PASSAGE SHOWN:

Permanent Collection
Barrie Cooke (b.1931)

The Lough Derg Pike
1980, oil on canvas, 139 x 208 cm
Barrie Cooke has lived for so many years in Ireland, his work becoming intimately associated with this country, that it is easy to forget he was born in Cheshire, with his childhood being spent in England, the United States, Jamaica and Bermuda. An early enthusiasm for marine biology led Cooke to Harvard University, but shortly after enrolling, he switched to art history. He studied art at Skowhegan in Mainie and exhibited in Boston in the 1950s, before deciding to settle in Ireland, in a small cottage at the edge of the Burren in county Clare. Since then, Cooke has immersed himself in the landscapes of Ireland and has lived in Kilkenny and Sligo. He is a keen fisherman and naturalist.
Lough Derg Pike is, in many ways, a key work in Cooke's oeuvre, combining a lush romantic sensitivity with a keen scientific interest in marine life. This memorable catch in the annals of Irish fishing was five feet in length and was caught in Lough Derg. The pike is painted life-size, the actual fish being preserved in a pub in county Clare. A predella panel below the painting contains artifacts from the period, including a fishing rod.

RECORDS SHOWN:
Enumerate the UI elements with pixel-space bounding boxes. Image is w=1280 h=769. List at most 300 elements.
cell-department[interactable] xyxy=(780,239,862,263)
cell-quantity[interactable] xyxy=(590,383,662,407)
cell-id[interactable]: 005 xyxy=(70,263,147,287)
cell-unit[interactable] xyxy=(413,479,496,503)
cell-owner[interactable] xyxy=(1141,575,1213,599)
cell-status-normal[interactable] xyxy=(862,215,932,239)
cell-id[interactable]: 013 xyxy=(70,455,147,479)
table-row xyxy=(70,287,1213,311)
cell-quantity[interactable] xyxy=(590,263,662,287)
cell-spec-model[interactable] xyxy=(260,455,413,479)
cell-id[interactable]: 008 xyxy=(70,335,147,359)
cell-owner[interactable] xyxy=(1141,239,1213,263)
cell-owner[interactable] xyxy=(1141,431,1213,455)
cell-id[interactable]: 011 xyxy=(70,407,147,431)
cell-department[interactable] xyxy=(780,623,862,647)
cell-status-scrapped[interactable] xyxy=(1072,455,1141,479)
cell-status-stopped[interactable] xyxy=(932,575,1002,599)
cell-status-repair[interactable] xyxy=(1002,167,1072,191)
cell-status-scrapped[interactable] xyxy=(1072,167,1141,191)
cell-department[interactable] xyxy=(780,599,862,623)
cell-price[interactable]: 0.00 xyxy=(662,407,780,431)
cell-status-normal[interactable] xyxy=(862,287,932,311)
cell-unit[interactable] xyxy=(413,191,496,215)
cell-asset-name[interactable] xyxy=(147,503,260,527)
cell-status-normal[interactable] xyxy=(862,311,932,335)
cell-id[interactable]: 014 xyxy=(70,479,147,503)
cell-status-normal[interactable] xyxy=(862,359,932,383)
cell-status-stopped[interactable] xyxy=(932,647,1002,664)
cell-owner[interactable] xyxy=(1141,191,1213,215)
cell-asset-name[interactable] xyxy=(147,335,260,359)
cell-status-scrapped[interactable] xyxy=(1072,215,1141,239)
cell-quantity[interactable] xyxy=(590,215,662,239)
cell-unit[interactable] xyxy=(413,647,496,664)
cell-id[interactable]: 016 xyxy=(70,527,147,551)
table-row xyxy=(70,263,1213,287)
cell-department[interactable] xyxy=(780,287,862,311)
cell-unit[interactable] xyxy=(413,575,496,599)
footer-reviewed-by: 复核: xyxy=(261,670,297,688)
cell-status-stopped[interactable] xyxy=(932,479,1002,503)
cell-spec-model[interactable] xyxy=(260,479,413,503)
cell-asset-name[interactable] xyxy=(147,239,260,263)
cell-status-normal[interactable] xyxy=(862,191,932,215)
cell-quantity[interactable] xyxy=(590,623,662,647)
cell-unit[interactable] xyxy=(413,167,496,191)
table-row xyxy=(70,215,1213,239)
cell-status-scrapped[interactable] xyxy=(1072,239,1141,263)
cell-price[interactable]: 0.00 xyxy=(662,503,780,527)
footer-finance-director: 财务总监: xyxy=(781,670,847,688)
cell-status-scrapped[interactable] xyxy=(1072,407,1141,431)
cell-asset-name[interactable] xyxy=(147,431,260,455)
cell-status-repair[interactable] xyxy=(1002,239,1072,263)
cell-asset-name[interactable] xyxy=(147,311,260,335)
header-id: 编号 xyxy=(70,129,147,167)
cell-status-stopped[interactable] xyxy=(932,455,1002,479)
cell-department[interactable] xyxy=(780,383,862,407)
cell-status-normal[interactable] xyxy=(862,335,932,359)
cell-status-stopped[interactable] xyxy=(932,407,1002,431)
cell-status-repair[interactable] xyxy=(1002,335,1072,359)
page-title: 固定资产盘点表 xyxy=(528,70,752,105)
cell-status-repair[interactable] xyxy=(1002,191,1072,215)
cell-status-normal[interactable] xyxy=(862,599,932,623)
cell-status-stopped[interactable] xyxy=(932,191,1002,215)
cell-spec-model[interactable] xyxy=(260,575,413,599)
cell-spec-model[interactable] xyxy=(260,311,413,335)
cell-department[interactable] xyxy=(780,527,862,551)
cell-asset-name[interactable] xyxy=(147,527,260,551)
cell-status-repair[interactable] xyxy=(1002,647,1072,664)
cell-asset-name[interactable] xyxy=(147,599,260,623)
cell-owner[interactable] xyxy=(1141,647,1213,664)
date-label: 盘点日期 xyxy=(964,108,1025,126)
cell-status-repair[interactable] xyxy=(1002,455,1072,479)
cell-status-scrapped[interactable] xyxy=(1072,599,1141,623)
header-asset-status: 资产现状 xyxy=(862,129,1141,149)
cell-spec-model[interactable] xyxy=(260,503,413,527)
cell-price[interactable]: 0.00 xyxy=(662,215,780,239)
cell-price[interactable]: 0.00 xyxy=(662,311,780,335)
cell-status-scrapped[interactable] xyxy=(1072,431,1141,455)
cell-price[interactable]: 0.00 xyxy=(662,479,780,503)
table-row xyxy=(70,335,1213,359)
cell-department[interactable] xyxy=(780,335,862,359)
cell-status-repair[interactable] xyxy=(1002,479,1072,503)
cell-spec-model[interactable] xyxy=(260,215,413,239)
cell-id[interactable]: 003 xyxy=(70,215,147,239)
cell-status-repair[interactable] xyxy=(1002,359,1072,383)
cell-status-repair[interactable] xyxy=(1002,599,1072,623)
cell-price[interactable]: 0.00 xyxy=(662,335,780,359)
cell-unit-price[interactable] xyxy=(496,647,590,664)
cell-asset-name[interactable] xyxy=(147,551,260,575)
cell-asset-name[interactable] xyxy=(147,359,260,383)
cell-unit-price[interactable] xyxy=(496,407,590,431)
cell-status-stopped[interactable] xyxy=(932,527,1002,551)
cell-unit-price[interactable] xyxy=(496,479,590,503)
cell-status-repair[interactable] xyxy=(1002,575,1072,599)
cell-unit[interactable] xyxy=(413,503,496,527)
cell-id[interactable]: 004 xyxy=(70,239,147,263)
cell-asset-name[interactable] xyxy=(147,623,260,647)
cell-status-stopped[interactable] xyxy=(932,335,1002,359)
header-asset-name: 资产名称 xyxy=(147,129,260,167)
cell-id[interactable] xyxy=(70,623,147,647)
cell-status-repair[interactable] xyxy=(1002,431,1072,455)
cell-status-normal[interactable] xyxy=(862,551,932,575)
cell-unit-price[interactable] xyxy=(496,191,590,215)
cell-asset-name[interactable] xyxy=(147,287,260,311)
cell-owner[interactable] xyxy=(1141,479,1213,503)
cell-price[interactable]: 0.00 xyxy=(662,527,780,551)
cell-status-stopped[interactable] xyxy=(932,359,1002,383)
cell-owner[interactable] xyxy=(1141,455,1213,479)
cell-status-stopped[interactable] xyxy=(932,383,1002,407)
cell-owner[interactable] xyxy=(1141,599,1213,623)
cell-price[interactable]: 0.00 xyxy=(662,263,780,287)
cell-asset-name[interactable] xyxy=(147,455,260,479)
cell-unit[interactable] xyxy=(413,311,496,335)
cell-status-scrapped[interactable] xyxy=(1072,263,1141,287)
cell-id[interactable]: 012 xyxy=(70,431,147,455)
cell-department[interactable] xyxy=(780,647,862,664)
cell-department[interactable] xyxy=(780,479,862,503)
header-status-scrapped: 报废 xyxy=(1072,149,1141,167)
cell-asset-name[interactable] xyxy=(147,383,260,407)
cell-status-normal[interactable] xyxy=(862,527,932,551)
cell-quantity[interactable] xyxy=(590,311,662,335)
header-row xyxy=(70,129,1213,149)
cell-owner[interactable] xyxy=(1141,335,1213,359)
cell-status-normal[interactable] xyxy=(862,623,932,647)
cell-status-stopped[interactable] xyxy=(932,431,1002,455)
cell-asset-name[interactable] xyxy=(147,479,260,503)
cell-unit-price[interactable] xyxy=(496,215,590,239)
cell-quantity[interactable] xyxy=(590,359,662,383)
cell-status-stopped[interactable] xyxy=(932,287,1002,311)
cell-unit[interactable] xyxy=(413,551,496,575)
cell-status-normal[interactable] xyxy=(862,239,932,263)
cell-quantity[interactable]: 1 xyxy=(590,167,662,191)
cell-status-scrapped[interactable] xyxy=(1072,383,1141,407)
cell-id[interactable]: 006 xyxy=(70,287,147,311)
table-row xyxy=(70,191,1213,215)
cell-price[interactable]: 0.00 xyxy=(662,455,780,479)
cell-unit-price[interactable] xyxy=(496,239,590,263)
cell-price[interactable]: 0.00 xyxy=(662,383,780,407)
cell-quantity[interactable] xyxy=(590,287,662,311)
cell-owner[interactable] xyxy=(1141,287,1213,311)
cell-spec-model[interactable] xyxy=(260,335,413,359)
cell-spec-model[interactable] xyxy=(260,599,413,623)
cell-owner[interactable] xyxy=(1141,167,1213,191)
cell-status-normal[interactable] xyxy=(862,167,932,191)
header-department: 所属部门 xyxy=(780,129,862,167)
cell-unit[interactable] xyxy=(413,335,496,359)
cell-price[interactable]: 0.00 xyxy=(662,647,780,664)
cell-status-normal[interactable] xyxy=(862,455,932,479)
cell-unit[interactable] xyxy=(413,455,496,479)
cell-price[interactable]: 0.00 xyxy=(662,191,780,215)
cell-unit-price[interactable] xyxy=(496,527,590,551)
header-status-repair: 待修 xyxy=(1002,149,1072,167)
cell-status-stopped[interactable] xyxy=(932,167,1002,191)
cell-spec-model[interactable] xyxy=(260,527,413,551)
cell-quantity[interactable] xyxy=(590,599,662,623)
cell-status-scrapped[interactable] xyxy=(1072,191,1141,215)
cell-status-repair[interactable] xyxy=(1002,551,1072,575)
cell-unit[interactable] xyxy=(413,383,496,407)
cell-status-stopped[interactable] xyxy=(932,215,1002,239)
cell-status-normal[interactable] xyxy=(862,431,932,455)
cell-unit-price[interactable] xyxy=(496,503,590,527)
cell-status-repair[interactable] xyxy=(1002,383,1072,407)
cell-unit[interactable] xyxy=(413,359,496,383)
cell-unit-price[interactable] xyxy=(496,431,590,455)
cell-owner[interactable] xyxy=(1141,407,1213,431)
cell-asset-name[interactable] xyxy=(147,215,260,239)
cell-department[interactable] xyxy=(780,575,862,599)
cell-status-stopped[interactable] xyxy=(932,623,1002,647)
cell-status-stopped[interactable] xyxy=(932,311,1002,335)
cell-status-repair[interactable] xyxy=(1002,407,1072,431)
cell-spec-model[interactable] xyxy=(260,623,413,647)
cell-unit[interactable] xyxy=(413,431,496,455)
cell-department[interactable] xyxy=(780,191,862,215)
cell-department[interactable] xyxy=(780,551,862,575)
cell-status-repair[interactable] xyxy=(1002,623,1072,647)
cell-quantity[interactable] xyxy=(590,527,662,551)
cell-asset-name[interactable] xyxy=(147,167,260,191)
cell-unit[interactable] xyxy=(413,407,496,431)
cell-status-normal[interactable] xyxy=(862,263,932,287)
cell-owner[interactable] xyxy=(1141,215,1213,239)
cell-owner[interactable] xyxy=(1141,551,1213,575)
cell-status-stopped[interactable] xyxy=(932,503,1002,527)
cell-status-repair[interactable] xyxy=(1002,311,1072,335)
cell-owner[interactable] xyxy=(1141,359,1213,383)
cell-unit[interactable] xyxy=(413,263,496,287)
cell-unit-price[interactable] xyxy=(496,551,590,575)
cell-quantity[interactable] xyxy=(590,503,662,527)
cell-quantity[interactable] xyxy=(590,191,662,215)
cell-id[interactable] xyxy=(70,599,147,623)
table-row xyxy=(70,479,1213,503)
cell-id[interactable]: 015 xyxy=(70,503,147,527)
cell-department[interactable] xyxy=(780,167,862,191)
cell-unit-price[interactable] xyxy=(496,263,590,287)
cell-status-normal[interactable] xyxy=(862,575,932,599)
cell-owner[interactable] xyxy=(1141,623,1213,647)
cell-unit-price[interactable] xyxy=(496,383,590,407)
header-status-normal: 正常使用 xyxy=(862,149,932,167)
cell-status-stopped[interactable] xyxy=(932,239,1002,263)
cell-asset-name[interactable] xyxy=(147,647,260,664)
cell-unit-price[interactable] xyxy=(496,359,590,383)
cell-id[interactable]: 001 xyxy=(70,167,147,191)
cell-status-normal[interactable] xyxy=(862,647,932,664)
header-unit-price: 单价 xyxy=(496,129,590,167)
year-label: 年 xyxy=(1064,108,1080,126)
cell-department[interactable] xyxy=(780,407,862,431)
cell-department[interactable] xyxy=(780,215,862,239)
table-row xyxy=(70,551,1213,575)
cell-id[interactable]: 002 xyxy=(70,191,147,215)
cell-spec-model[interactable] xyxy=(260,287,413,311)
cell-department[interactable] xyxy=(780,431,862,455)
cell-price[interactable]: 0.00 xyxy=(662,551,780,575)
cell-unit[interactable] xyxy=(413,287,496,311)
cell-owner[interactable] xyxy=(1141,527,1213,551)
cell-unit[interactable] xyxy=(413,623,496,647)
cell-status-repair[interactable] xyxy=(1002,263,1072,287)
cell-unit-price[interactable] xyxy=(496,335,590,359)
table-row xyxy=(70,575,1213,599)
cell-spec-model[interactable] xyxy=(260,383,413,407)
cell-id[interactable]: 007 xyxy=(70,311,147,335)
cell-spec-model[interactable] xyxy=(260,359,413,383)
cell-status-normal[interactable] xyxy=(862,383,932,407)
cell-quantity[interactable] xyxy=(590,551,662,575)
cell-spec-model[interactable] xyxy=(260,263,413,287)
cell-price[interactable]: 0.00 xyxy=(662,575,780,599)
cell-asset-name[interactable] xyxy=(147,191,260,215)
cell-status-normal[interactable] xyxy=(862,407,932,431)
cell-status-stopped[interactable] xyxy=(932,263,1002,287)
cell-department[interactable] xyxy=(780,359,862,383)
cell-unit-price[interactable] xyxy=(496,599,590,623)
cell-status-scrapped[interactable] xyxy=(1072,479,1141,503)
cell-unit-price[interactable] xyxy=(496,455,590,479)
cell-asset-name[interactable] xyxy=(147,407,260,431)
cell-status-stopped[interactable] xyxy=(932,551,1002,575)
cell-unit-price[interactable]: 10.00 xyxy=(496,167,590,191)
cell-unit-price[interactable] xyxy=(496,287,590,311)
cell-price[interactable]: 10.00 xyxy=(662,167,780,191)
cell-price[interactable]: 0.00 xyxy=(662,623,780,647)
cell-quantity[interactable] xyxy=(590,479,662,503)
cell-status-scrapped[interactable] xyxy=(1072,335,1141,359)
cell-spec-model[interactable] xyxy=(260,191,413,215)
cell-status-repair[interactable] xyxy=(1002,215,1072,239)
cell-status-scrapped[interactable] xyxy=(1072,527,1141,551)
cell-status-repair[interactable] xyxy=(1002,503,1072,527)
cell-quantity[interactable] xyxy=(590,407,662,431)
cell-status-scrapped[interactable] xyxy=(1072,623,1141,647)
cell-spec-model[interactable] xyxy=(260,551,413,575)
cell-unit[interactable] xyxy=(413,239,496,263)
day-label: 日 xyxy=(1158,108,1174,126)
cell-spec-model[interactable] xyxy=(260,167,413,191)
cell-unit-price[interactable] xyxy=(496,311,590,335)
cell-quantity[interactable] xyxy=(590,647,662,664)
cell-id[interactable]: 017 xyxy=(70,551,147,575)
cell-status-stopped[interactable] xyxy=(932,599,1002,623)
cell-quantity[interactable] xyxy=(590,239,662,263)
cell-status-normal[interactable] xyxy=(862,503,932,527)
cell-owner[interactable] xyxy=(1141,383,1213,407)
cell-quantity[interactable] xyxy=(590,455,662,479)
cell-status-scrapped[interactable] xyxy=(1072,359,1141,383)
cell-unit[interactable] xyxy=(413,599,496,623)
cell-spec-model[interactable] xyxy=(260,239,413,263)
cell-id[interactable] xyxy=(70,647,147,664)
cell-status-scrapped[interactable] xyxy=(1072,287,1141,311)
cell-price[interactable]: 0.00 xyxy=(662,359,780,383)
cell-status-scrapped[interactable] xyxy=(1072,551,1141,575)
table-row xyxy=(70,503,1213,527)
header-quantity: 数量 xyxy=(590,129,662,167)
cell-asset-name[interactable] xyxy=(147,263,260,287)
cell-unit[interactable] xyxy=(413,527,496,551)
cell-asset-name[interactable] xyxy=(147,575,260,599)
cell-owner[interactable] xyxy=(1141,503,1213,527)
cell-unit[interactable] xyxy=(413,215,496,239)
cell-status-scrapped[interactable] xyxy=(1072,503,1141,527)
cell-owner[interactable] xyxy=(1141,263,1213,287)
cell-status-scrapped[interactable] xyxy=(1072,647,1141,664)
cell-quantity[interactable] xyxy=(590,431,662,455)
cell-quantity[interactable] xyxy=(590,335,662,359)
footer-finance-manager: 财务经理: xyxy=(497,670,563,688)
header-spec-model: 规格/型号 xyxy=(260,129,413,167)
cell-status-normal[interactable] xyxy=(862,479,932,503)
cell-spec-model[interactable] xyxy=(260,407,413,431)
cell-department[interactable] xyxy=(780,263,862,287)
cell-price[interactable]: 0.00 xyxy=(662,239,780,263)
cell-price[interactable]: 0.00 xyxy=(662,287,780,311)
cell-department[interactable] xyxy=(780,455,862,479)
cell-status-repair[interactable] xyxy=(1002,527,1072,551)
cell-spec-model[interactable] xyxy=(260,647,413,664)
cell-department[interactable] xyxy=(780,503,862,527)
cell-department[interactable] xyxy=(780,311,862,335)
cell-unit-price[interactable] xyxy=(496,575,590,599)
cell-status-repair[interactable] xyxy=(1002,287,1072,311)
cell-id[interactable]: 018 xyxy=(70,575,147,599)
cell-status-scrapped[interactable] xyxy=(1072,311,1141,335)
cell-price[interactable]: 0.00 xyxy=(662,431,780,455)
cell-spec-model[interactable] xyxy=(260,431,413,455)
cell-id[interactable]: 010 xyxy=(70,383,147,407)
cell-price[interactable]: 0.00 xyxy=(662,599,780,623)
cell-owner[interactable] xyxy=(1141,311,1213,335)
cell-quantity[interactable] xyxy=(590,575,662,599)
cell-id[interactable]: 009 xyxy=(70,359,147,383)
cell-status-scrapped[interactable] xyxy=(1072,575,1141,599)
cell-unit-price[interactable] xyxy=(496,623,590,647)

ACTION ITEM A: Return, word for word, everything in the collection entry from "Lough Derg Pike is, in" down to "a fishing rod.".
ACTION ITEM B: Which places does the collection entry name as where Barrie Cooke spent his childhood?
ACTION ITEM C: According to the collection entry, where is the actual Lough Derg pike preserved?
Rely only on the collection entry, not on the lines.

EXERCISE RESPONSE A:
Lough Derg Pike is, in many ways, a key work in Cooke's oeuvre, combining a lush romantic sensitivity with a keen scientific interest in marine life. This memorable catch in the annals of Irish fishing was five feet in length and was caught in Lough Derg. The pike is painted life-size, the actual fish being preserved in a pub in county Clare. A predella panel below the painting contains artifacts from the period, including a fishing rod.

EXERCISE RESPONSE B: England, the United States, Jamaica, Bermuda

EXERCISE RESPONSE C: In a pub in county Clare.